§ **Task**: Look through the material below. Copy every line with the string "Jamba" in it.

§ **Input material**:
>> Begin
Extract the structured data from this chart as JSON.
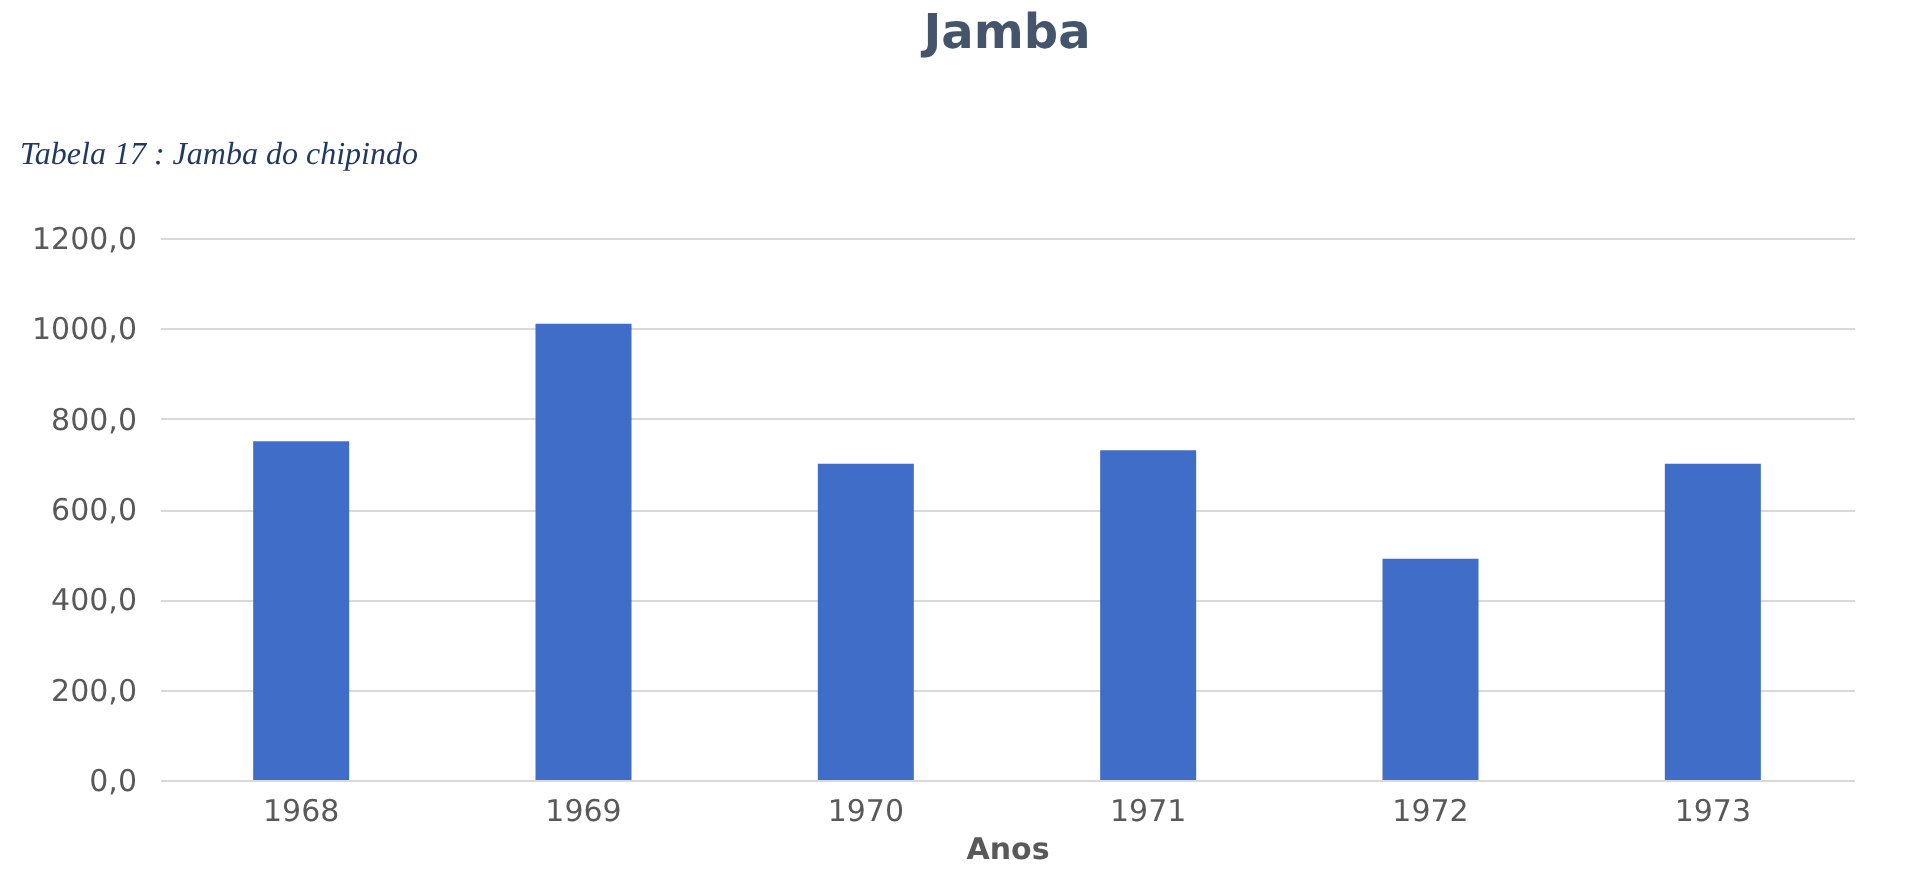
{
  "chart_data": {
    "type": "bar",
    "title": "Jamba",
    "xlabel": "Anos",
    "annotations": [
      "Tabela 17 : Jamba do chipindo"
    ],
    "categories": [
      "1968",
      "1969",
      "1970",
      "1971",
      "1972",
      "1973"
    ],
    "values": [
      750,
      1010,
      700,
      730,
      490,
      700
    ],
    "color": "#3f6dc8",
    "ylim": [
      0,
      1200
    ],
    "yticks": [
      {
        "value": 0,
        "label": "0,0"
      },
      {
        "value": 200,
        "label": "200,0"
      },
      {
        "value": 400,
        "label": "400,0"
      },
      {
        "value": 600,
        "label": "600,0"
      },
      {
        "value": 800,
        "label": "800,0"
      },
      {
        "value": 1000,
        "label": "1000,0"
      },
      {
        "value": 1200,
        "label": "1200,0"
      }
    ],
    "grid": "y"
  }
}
>> End
§ **Exercise result**:
    "title": "Jamba",
      "Tabela 17 : Jamba do chipindo"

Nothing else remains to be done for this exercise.